-- Begin Data excerpts --

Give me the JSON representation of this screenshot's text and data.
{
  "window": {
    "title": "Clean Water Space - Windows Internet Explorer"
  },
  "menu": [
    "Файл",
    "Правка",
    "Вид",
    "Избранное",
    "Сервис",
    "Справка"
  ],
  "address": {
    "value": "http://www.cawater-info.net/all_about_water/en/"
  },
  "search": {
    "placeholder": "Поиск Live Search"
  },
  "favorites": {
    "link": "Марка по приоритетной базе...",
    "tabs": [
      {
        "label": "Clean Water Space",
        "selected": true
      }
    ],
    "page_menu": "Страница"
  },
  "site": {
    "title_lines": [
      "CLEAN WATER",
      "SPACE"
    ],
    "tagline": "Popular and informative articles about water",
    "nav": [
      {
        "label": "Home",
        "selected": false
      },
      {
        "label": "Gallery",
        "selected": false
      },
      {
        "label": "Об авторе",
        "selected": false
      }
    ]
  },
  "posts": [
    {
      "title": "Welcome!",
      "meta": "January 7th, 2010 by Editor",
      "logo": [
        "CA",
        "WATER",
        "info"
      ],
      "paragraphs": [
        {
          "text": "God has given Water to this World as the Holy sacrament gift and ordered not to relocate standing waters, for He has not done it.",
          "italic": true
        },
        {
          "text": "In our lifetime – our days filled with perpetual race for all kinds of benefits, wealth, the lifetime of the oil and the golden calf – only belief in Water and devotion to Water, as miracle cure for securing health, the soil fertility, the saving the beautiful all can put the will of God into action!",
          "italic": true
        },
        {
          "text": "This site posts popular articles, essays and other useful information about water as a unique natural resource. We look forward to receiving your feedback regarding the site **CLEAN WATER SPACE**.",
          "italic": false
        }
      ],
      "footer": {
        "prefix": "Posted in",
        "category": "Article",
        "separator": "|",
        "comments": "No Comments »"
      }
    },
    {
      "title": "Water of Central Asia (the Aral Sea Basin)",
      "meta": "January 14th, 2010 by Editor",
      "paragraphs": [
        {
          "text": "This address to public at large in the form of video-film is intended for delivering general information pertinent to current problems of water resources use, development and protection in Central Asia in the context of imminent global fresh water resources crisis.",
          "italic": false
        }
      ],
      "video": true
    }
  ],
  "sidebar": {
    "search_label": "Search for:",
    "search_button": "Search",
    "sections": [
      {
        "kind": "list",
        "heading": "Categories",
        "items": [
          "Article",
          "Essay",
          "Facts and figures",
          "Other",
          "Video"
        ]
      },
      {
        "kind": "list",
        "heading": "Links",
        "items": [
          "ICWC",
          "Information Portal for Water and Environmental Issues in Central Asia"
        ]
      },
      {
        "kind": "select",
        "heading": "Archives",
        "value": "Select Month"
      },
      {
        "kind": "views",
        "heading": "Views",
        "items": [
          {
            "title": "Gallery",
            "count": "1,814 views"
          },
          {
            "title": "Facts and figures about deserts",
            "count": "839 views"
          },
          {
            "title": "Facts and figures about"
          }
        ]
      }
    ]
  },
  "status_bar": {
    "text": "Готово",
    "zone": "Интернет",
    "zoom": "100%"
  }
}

-- End Data excerpts --

▶ **Short problem**:
State the count of lines in the data holding the word "posts", adding nothing to it.

▶ **Written answer**:
2